=== Short problem ===
Copy every line from the material below that holds "Relative".

=== Records for this task ===
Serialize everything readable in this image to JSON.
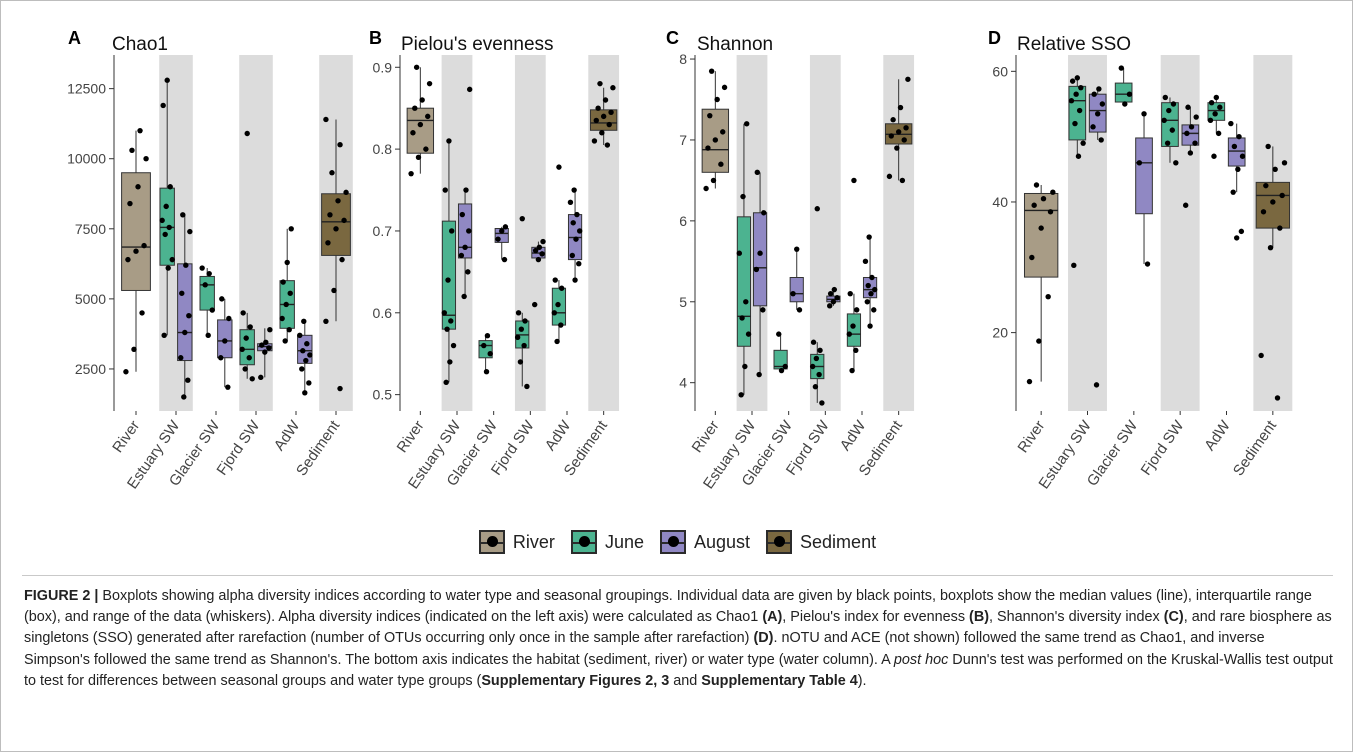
{
  "chart_data": [
    {
      "type": "box",
      "panel": "A",
      "title": "Chao1",
      "ylim": [
        1000,
        13700
      ],
      "yticks": [
        2500,
        5000,
        7500,
        10000,
        12500
      ],
      "categories": [
        "River",
        "Estuary SW",
        "Glacier SW",
        "Fjord SW",
        "AdW",
        "Sediment"
      ],
      "shaded_categories": [
        "Estuary SW",
        "Fjord SW",
        "Sediment"
      ],
      "boxes": [
        {
          "category": "River",
          "group": "River",
          "min": 2400,
          "q1": 5300,
          "median": 6850,
          "q3": 9500,
          "max": 11000,
          "points": [
            2400,
            3200,
            4500,
            6400,
            6700,
            6900,
            8400,
            9000,
            10000,
            10300,
            11000
          ]
        },
        {
          "category": "Estuary SW",
          "group": "June",
          "min": 3700,
          "q1": 6200,
          "median": 7550,
          "q3": 8950,
          "max": 12800,
          "points": [
            3700,
            6100,
            6400,
            7300,
            7550,
            7800,
            8300,
            9000,
            11900,
            12800
          ]
        },
        {
          "category": "Estuary SW",
          "group": "August",
          "min": 1500,
          "q1": 2800,
          "median": 3800,
          "q3": 6250,
          "max": 8000,
          "points": [
            1500,
            2100,
            2900,
            3800,
            4400,
            5200,
            6200,
            7400,
            8000
          ]
        },
        {
          "category": "Glacier SW",
          "group": "June",
          "min": 3700,
          "q1": 4600,
          "median": 5500,
          "q3": 5800,
          "max": 6100,
          "points": [
            3700,
            4600,
            5500,
            5900,
            6100
          ]
        },
        {
          "category": "Glacier SW",
          "group": "August",
          "min": 1850,
          "q1": 2900,
          "median": 3500,
          "q3": 4250,
          "max": 5000,
          "points": [
            1850,
            2900,
            3500,
            4300,
            5000
          ]
        },
        {
          "category": "Fjord SW",
          "group": "June",
          "min": 2150,
          "q1": 2650,
          "median": 3200,
          "q3": 3900,
          "max": 4500,
          "points": [
            2150,
            2500,
            2900,
            3200,
            3600,
            4000,
            4500,
            10900
          ]
        },
        {
          "category": "Fjord SW",
          "group": "August",
          "min": 2200,
          "q1": 3150,
          "median": 3300,
          "q3": 3400,
          "max": 3950,
          "points": [
            2200,
            3100,
            3250,
            3350,
            3450,
            3900
          ]
        },
        {
          "category": "AdW",
          "group": "June",
          "min": 3500,
          "q1": 3950,
          "median": 4800,
          "q3": 5650,
          "max": 7500,
          "points": [
            3500,
            3900,
            4300,
            4800,
            5200,
            5600,
            6300,
            7500
          ]
        },
        {
          "category": "AdW",
          "group": "August",
          "min": 1650,
          "q1": 2700,
          "median": 3150,
          "q3": 3700,
          "max": 4200,
          "points": [
            1650,
            2000,
            2500,
            2800,
            3000,
            3150,
            3400,
            3700,
            4200
          ]
        },
        {
          "category": "Sediment",
          "group": "Sediment",
          "min": 4200,
          "q1": 6550,
          "median": 7750,
          "q3": 8750,
          "max": 11400,
          "points": [
            1800,
            4200,
            5300,
            6400,
            7000,
            7500,
            7800,
            8000,
            8500,
            8800,
            9500,
            10500,
            11400
          ]
        }
      ]
    },
    {
      "type": "box",
      "panel": "B",
      "title": "Pielou's evenness",
      "ylim": [
        0.48,
        0.915
      ],
      "yticks": [
        0.5,
        0.6,
        0.7,
        0.8,
        0.9
      ],
      "categories": [
        "River",
        "Estuary SW",
        "Glacier SW",
        "Fjord SW",
        "AdW",
        "Sediment"
      ],
      "shaded_categories": [
        "Estuary SW",
        "Fjord SW",
        "Sediment"
      ],
      "boxes": [
        {
          "category": "River",
          "group": "River",
          "min": 0.77,
          "q1": 0.795,
          "median": 0.835,
          "q3": 0.85,
          "max": 0.9,
          "points": [
            0.77,
            0.79,
            0.8,
            0.82,
            0.83,
            0.84,
            0.85,
            0.86,
            0.88,
            0.9
          ]
        },
        {
          "category": "Estuary SW",
          "group": "June",
          "min": 0.515,
          "q1": 0.58,
          "median": 0.597,
          "q3": 0.712,
          "max": 0.812,
          "points": [
            0.515,
            0.54,
            0.56,
            0.58,
            0.59,
            0.6,
            0.64,
            0.7,
            0.75,
            0.81
          ]
        },
        {
          "category": "Estuary SW",
          "group": "August",
          "min": 0.62,
          "q1": 0.667,
          "median": 0.68,
          "q3": 0.733,
          "max": 0.75,
          "points": [
            0.62,
            0.65,
            0.67,
            0.68,
            0.7,
            0.72,
            0.75,
            0.873
          ]
        },
        {
          "category": "Glacier SW",
          "group": "June",
          "min": 0.528,
          "q1": 0.545,
          "median": 0.56,
          "q3": 0.566,
          "max": 0.572,
          "points": [
            0.528,
            0.55,
            0.56,
            0.572
          ]
        },
        {
          "category": "Glacier SW",
          "group": "August",
          "min": 0.665,
          "q1": 0.686,
          "median": 0.697,
          "q3": 0.703,
          "max": 0.705,
          "points": [
            0.665,
            0.69,
            0.7,
            0.705
          ]
        },
        {
          "category": "Fjord SW",
          "group": "June",
          "min": 0.51,
          "q1": 0.557,
          "median": 0.573,
          "q3": 0.59,
          "max": 0.6,
          "points": [
            0.51,
            0.54,
            0.56,
            0.57,
            0.58,
            0.59,
            0.6,
            0.715
          ]
        },
        {
          "category": "Fjord SW",
          "group": "August",
          "min": 0.662,
          "q1": 0.667,
          "median": 0.673,
          "q3": 0.68,
          "max": 0.687,
          "points": [
            0.61,
            0.665,
            0.672,
            0.676,
            0.68,
            0.687
          ]
        },
        {
          "category": "AdW",
          "group": "June",
          "min": 0.565,
          "q1": 0.585,
          "median": 0.6,
          "q3": 0.63,
          "max": 0.64,
          "points": [
            0.565,
            0.585,
            0.6,
            0.61,
            0.63,
            0.64,
            0.778
          ]
        },
        {
          "category": "AdW",
          "group": "August",
          "min": 0.64,
          "q1": 0.665,
          "median": 0.692,
          "q3": 0.72,
          "max": 0.75,
          "points": [
            0.64,
            0.66,
            0.67,
            0.69,
            0.7,
            0.71,
            0.72,
            0.735,
            0.75
          ]
        },
        {
          "category": "Sediment",
          "group": "Sediment",
          "min": 0.805,
          "q1": 0.823,
          "median": 0.832,
          "q3": 0.848,
          "max": 0.875,
          "points": [
            0.805,
            0.81,
            0.82,
            0.83,
            0.835,
            0.84,
            0.845,
            0.85,
            0.86,
            0.875,
            0.88
          ]
        }
      ]
    },
    {
      "type": "box",
      "panel": "C",
      "title": "Shannon",
      "ylim": [
        3.65,
        8.05
      ],
      "yticks": [
        4,
        5,
        6,
        7,
        8
      ],
      "categories": [
        "River",
        "Estuary SW",
        "Glacier SW",
        "Fjord SW",
        "AdW",
        "Sediment"
      ],
      "shaded_categories": [
        "Estuary SW",
        "Fjord SW",
        "Sediment"
      ],
      "boxes": [
        {
          "category": "River",
          "group": "River",
          "min": 6.4,
          "q1": 6.6,
          "median": 6.88,
          "q3": 7.38,
          "max": 7.85,
          "points": [
            6.4,
            6.5,
            6.7,
            6.9,
            7.0,
            7.1,
            7.3,
            7.5,
            7.65,
            7.85
          ]
        },
        {
          "category": "Estuary SW",
          "group": "June",
          "min": 3.85,
          "q1": 4.45,
          "median": 4.82,
          "q3": 6.05,
          "max": 7.2,
          "points": [
            3.85,
            4.2,
            4.6,
            4.8,
            5.0,
            5.6,
            6.3,
            7.2
          ]
        },
        {
          "category": "Estuary SW",
          "group": "August",
          "min": 4.1,
          "q1": 4.95,
          "median": 5.42,
          "q3": 6.1,
          "max": 6.6,
          "points": [
            4.1,
            4.9,
            5.4,
            5.6,
            6.1,
            6.6
          ]
        },
        {
          "category": "Glacier SW",
          "group": "June",
          "min": 4.15,
          "q1": 4.17,
          "median": 4.2,
          "q3": 4.4,
          "max": 4.6,
          "points": [
            4.15,
            4.2,
            4.6
          ]
        },
        {
          "category": "Glacier SW",
          "group": "August",
          "min": 4.9,
          "q1": 5.0,
          "median": 5.1,
          "q3": 5.3,
          "max": 5.65,
          "points": [
            4.9,
            5.1,
            5.65
          ]
        },
        {
          "category": "Fjord SW",
          "group": "June",
          "min": 3.75,
          "q1": 4.05,
          "median": 4.2,
          "q3": 4.35,
          "max": 4.5,
          "points": [
            3.75,
            3.95,
            4.1,
            4.2,
            4.3,
            4.4,
            4.5,
            6.15
          ]
        },
        {
          "category": "Fjord SW",
          "group": "August",
          "min": 4.95,
          "q1": 5.0,
          "median": 5.03,
          "q3": 5.07,
          "max": 5.15,
          "points": [
            4.95,
            5.0,
            5.05,
            5.1,
            5.15
          ]
        },
        {
          "category": "AdW",
          "group": "June",
          "min": 4.15,
          "q1": 4.45,
          "median": 4.6,
          "q3": 4.85,
          "max": 5.1,
          "points": [
            4.15,
            4.4,
            4.6,
            4.7,
            4.9,
            5.1,
            6.5
          ]
        },
        {
          "category": "AdW",
          "group": "August",
          "min": 4.7,
          "q1": 5.05,
          "median": 5.15,
          "q3": 5.3,
          "max": 5.8,
          "points": [
            4.7,
            4.9,
            5.0,
            5.1,
            5.15,
            5.2,
            5.3,
            5.5,
            5.8
          ]
        },
        {
          "category": "Sediment",
          "group": "Sediment",
          "min": 6.5,
          "q1": 6.95,
          "median": 7.07,
          "q3": 7.2,
          "max": 7.75,
          "points": [
            6.5,
            6.55,
            6.9,
            7.0,
            7.05,
            7.1,
            7.15,
            7.25,
            7.4,
            7.75
          ]
        }
      ]
    },
    {
      "type": "box",
      "panel": "D",
      "title": "Relative SSO",
      "ylim": [
        8,
        62.5
      ],
      "yticks": [
        20,
        40,
        60
      ],
      "categories": [
        "River",
        "Estuary SW",
        "Glacier SW",
        "Fjord SW",
        "AdW",
        "Sediment"
      ],
      "shaded_categories": [
        "Estuary SW",
        "Fjord SW",
        "Sediment"
      ],
      "boxes": [
        {
          "category": "River",
          "group": "River",
          "min": 12.5,
          "q1": 28.5,
          "median": 38.7,
          "q3": 41.3,
          "max": 42.6,
          "points": [
            12.5,
            18.7,
            25.5,
            31.5,
            36,
            38.5,
            39.5,
            40.5,
            41.5,
            42.6
          ]
        },
        {
          "category": "Estuary SW",
          "group": "June",
          "min": 47,
          "q1": 49.5,
          "median": 55.5,
          "q3": 57.7,
          "max": 59,
          "points": [
            30.3,
            47,
            49,
            52,
            54,
            55.5,
            56.5,
            57.5,
            58.5,
            59
          ]
        },
        {
          "category": "Estuary SW",
          "group": "August",
          "min": 49.5,
          "q1": 50.7,
          "median": 54,
          "q3": 56.5,
          "max": 57.3,
          "points": [
            12,
            49.5,
            51.5,
            53.5,
            55,
            56.5,
            57.3
          ]
        },
        {
          "category": "Glacier SW",
          "group": "June",
          "min": 55,
          "q1": 55.3,
          "median": 56.5,
          "q3": 58.2,
          "max": 60.5,
          "points": [
            55,
            56.5,
            60.5
          ]
        },
        {
          "category": "Glacier SW",
          "group": "August",
          "min": 30.5,
          "q1": 38.2,
          "median": 46,
          "q3": 49.8,
          "max": 53.5,
          "points": [
            30.5,
            46,
            53.5
          ]
        },
        {
          "category": "Fjord SW",
          "group": "June",
          "min": 46,
          "q1": 48.5,
          "median": 52.5,
          "q3": 55.2,
          "max": 56,
          "points": [
            46,
            49,
            51,
            52.5,
            54,
            55,
            56
          ]
        },
        {
          "category": "Fjord SW",
          "group": "August",
          "min": 47.5,
          "q1": 48.7,
          "median": 50.5,
          "q3": 51.8,
          "max": 54.5,
          "points": [
            39.5,
            47.5,
            49,
            50.5,
            51.5,
            53,
            54.5
          ]
        },
        {
          "category": "AdW",
          "group": "June",
          "min": 50.5,
          "q1": 52.5,
          "median": 54,
          "q3": 55.2,
          "max": 56,
          "points": [
            47,
            50.5,
            52.5,
            53.5,
            54.5,
            55.2,
            56
          ]
        },
        {
          "category": "AdW",
          "group": "August",
          "min": 41.5,
          "q1": 45.5,
          "median": 47.8,
          "q3": 49.8,
          "max": 52,
          "points": [
            34.5,
            35.5,
            41.5,
            45,
            47,
            48.5,
            50,
            52
          ]
        },
        {
          "category": "Sediment",
          "group": "Sediment",
          "min": 33,
          "q1": 36,
          "median": 41,
          "q3": 43,
          "max": 48.5,
          "points": [
            10,
            16.5,
            33,
            36,
            38.5,
            40,
            41,
            42.5,
            45,
            46,
            48.5
          ]
        }
      ]
    }
  ],
  "panels": [
    {
      "letter": "A",
      "title": "Chao1"
    },
    {
      "letter": "B",
      "title": "Pielou's evenness"
    },
    {
      "letter": "C",
      "title": "Shannon"
    },
    {
      "letter": "D",
      "title": "Relative SSO"
    }
  ],
  "legend": {
    "placement": "bottom-center",
    "items": [
      {
        "label": "River",
        "color": "#a89c86"
      },
      {
        "label": "June",
        "color": "#4cb390"
      },
      {
        "label": "August",
        "color": "#9088c3"
      },
      {
        "label": "Sediment",
        "color": "#7a6840"
      }
    ]
  },
  "colors": {
    "River": "#a89c86",
    "June": "#4cb390",
    "August": "#9088c3",
    "Sediment": "#7a6840",
    "shade": "#dcdcdc",
    "points": "#000000"
  },
  "caption": {
    "figure_label": "FIGURE 2 |",
    "text_1": " Boxplots showing alpha diversity indices according to water type and seasonal groupings. Individual data are given by black points, boxplots show the median values (line), interquartile range (box), and range of the data (whiskers). Alpha diversity indices (indicated on the left axis) were calculated as Chao1 ",
    "ref_a": "(A)",
    "text_2": ", Pielou's index for evenness ",
    "ref_b": "(B)",
    "text_3": ", Shannon's diversity index ",
    "ref_c": "(C)",
    "text_4": ", and rare biosphere as singletons (SSO) generated after rarefaction (number of OTUs occurring only once in the sample after rarefaction) ",
    "ref_d": "(D)",
    "text_5": ". nOTU and ACE (not shown) followed the same trend as Chao1, and inverse Simpson's followed the same trend as Shannon's. The bottom axis indicates the habitat (sediment, river) or water type (water column). A ",
    "italic": "post hoc",
    "text_6": " Dunn's test was performed on the Kruskal-Wallis test output to test for differences between seasonal groups and water type groups (",
    "ref_supp": "Supplementary Figures 2, 3",
    "text_7": " and ",
    "ref_table": "Supplementary Table 4",
    "text_8": ")."
  }
}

=== Solution for this task ===
      "title": "Relative SSO",
      "title": "Relative SSO"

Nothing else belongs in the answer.